■ Task to complete ■
Quote the whole listing verbatim.

##########

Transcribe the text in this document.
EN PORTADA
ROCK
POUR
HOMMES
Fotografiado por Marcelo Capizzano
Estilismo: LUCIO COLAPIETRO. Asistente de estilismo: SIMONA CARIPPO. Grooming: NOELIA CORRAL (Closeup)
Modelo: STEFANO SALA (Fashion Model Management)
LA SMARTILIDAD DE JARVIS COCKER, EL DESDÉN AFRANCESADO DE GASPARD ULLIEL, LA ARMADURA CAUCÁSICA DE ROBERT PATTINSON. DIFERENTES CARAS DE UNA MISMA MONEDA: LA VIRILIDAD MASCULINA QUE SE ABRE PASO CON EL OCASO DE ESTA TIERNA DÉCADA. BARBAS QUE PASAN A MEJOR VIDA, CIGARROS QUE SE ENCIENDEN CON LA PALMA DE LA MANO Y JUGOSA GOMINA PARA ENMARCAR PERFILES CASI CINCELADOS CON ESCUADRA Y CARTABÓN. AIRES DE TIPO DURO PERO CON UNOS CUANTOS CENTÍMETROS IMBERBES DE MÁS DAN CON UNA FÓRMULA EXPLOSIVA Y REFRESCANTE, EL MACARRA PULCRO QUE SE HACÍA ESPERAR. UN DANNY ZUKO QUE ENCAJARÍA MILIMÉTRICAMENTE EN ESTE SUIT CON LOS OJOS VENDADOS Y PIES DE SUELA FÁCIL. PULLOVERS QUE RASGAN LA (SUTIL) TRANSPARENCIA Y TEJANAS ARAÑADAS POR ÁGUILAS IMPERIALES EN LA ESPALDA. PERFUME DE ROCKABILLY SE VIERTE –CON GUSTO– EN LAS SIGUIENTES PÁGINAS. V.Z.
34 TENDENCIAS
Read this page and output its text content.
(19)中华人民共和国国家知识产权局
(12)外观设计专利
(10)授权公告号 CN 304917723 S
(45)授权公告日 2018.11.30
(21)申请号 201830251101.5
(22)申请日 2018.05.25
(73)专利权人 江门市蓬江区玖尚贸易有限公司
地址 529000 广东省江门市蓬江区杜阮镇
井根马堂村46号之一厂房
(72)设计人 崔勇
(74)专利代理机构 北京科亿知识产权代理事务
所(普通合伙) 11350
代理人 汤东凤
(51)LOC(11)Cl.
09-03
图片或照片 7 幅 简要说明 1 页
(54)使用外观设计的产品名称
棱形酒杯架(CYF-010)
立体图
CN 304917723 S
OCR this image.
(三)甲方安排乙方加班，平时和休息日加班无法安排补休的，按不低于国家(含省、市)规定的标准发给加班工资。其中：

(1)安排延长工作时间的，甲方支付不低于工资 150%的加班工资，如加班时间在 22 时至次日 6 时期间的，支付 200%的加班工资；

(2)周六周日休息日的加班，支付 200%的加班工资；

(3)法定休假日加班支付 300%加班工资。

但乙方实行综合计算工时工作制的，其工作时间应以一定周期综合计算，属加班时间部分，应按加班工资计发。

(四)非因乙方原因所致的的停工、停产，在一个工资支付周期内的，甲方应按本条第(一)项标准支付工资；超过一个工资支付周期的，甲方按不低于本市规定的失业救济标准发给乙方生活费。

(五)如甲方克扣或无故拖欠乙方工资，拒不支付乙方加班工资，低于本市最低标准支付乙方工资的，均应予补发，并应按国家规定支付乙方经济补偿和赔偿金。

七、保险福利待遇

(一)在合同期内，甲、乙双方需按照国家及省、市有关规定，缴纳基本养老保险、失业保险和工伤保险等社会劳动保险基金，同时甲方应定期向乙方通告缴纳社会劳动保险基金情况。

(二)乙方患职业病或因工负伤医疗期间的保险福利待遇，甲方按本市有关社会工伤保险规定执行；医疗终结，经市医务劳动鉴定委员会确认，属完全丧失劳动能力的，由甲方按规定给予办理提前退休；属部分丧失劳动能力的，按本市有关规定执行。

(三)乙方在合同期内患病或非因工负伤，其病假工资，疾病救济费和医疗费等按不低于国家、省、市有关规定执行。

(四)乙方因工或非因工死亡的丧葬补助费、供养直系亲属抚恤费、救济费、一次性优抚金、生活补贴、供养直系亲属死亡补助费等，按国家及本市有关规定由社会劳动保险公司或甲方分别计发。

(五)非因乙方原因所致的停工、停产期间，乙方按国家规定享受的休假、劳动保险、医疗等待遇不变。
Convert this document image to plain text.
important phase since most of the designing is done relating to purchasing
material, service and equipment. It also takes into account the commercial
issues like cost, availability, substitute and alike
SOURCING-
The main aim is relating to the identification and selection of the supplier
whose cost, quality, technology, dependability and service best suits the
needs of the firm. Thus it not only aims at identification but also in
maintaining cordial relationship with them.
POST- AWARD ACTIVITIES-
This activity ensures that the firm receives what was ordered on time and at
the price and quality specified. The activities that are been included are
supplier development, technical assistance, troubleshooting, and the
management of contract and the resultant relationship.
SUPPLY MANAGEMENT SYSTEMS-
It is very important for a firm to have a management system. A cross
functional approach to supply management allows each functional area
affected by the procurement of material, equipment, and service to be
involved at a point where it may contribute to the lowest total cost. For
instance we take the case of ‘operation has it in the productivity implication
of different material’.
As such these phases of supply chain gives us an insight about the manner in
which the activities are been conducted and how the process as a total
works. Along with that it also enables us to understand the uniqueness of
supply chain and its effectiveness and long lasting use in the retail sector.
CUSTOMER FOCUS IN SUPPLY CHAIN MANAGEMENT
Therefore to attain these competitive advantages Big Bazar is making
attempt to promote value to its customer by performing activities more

##########

■ Answer to the exercise ■
Transcribe the text in this document.
EN PORTADA
ROCK
POUR
HOMMES
Fotografiado por Marcelo Capizzano
Estilismo: LUCIO COLAPIETRO. Asistente de estilismo: SIMONA CARIPPO. Grooming: NOELIA CORRAL (Closeup)
Modelo: STEFANO SALA (Fashion Model Management)
LA SMARTILIDAD DE JARVIS COCKER, EL DESDÉN AFRANCESADO DE GASPARD ULLIEL, LA ARMADURA CAUCÁSICA DE ROBERT PATTINSON. DIFERENTES CARAS DE UNA MISMA MONEDA: LA VIRILIDAD MASCULINA QUE SE ABRE PASO CON EL OCASO DE ESTA TIERNA DÉCADA. BARBAS QUE PASAN A MEJOR VIDA, CIGARROS QUE SE ENCIENDEN CON LA PALMA DE LA MANO Y JUGOSA GOMINA PARA ENMARCAR PERFILES CASI CINCELADOS CON ESCUADRA Y CARTABÓN. AIRES DE TIPO DURO PERO CON UNOS CUANTOS CENTÍMETROS IMBERBES DE MÁS DAN CON UNA FÓRMULA EXPLOSIVA Y REFRESCANTE, EL MACARRA PULCRO QUE SE HACÍA ESPERAR. UN DANNY ZUKO QUE ENCAJARÍA MILIMÉTRICAMENTE EN ESTE SUIT CON LOS OJOS VENDADOS Y PIES DE SUELA FÁCIL. PULLOVERS QUE RASGAN LA (SUTIL) TRANSPARENCIA Y TEJANAS ARAÑADAS POR ÁGUILAS IMPERIALES EN LA ESPALDA. PERFUME DE ROCKABILLY SE VIERTE –CON GUSTO– EN LAS SIGUIENTES PÁGINAS. V.Z.
34 TENDENCIAS
Read this page and output its text content.
(19)中华人民共和国国家知识产权局
(12)外观设计专利
(10)授权公告号 CN 304917723 S
(45)授权公告日 2018.11.30
(21)申请号 201830251101.5
(22)申请日 2018.05.25
(73)专利权人 江门市蓬江区玖尚贸易有限公司
地址 529000 广东省江门市蓬江区杜阮镇
井根马堂村46号之一厂房
(72)设计人 崔勇
(74)专利代理机构 北京科亿知识产权代理事务
所(普通合伙) 11350
代理人 汤东凤
(51)LOC(11)Cl.
09-03
图片或照片 7 幅 简要说明 1 页
(54)使用外观设计的产品名称
棱形酒杯架(CYF-010)
立体图
CN 304917723 S
OCR this image.
(三)甲方安排乙方加班，平时和休息日加班无法安排补休的，按不低于国家(含省、市)规定的标准发给加班工资。其中：

(1)安排延长工作时间的，甲方支付不低于工资 150%的加班工资，如加班时间在 22 时至次日 6 时期间的，支付 200%的加班工资；

(2)周六周日休息日的加班，支付 200%的加班工资；

(3)法定休假日加班支付 300%加班工资。

但乙方实行综合计算工时工作制的，其工作时间应以一定周期综合计算，属加班时间部分，应按加班工资计发。

(四)非因乙方原因所致的的停工、停产，在一个工资支付周期内的，甲方应按本条第(一)项标准支付工资；超过一个工资支付周期的，甲方按不低于本市规定的失业救济标准发给乙方生活费。

(五)如甲方克扣或无故拖欠乙方工资，拒不支付乙方加班工资，低于本市最低标准支付乙方工资的，均应予补发，并应按国家规定支付乙方经济补偿和赔偿金。

七、保险福利待遇

(一)在合同期内，甲、乙双方需按照国家及省、市有关规定，缴纳基本养老保险、失业保险和工伤保险等社会劳动保险基金，同时甲方应定期向乙方通告缴纳社会劳动保险基金情况。

(二)乙方患职业病或因工负伤医疗期间的保险福利待遇，甲方按本市有关社会工伤保险规定执行；医疗终结，经市医务劳动鉴定委员会确认，属完全丧失劳动能力的，由甲方按规定给予办理提前退休；属部分丧失劳动能力的，按本市有关规定执行。

(三)乙方在合同期内患病或非因工负伤，其病假工资，疾病救济费和医疗费等按不低于国家、省、市有关规定执行。

(四)乙方因工或非因工死亡的丧葬补助费、供养直系亲属抚恤费、救济费、一次性优抚金、生活补贴、供养直系亲属死亡补助费等，按国家及本市有关规定由社会劳动保险公司或甲方分别计发。

(五)非因乙方原因所致的停工、停产期间，乙方按国家规定享受的休假、劳动保险、医疗等待遇不变。
Convert this document image to plain text.
important phase since most of the designing is done relating to purchasing
material, service and equipment. It also takes into account the commercial
issues like cost, availability, substitute and alike
SOURCING-
The main aim is relating to the identification and selection of the supplier
whose cost, quality, technology, dependability and service best suits the
needs of the firm. Thus it not only aims at identification but also in
maintaining cordial relationship with them.
POST- AWARD ACTIVITIES-
This activity ensures that the firm receives what was ordered on time and at
the price and quality specified. The activities that are been included are
supplier development, technical assistance, troubleshooting, and the
management of contract and the resultant relationship.
SUPPLY MANAGEMENT SYSTEMS-
It is very important for a firm to have a management system. A cross
functional approach to supply management allows each functional area
affected by the procurement of material, equipment, and service to be
involved at a point where it may contribute to the lowest total cost. For
instance we take the case of ‘operation has it in the productivity implication
of different material’.
As such these phases of supply chain gives us an insight about the manner in
which the activities are been conducted and how the process as a total
works. Along with that it also enables us to understand the uniqueness of
supply chain and its effectiveness and long lasting use in the retail sector.
CUSTOMER FOCUS IN SUPPLY CHAIN MANAGEMENT
Therefore to attain these competitive advantages Big Bazar is making
attempt to promote value to its customer by performing activities more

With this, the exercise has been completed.